▶ Dataset content
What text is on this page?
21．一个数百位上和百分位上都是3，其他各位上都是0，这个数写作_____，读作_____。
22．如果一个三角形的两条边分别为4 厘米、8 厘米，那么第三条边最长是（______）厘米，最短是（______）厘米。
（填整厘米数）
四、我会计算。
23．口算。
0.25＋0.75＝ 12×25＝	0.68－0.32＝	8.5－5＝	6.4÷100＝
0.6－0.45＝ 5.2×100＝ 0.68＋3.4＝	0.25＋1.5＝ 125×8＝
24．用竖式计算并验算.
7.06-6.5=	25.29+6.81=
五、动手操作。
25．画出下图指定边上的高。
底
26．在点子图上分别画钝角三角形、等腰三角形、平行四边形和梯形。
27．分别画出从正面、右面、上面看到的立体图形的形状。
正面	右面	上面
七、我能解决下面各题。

▶ Task statement
Each entry must be reproduced verbatim.

▶ Exercise answer
What text is on this page?
21．一个数百位上和百分位上都是3，其他各位上都是0，这个数写作_____，读作_____。
22．如果一个三角形的两条边分别为4 厘米、8 厘米，那么第三条边最长是（______）厘米，最短是（______）厘米。
（填整厘米数）
四、我会计算。
23．口算。
0.25＋0.75＝ 12×25＝	0.68－0.32＝	8.5－5＝	6.4÷100＝
0.6－0.45＝ 5.2×100＝ 0.68＋3.4＝	0.25＋1.5＝ 125×8＝
24．用竖式计算并验算.
7.06-6.5=	25.29+6.81=
五、动手操作。
25．画出下图指定边上的高。
底
26．在点子图上分别画钝角三角形、等腰三角形、平行四边形和梯形。
27．分别画出从正面、右面、上面看到的立体图形的形状。
正面	右面	上面
七、我能解决下面各题。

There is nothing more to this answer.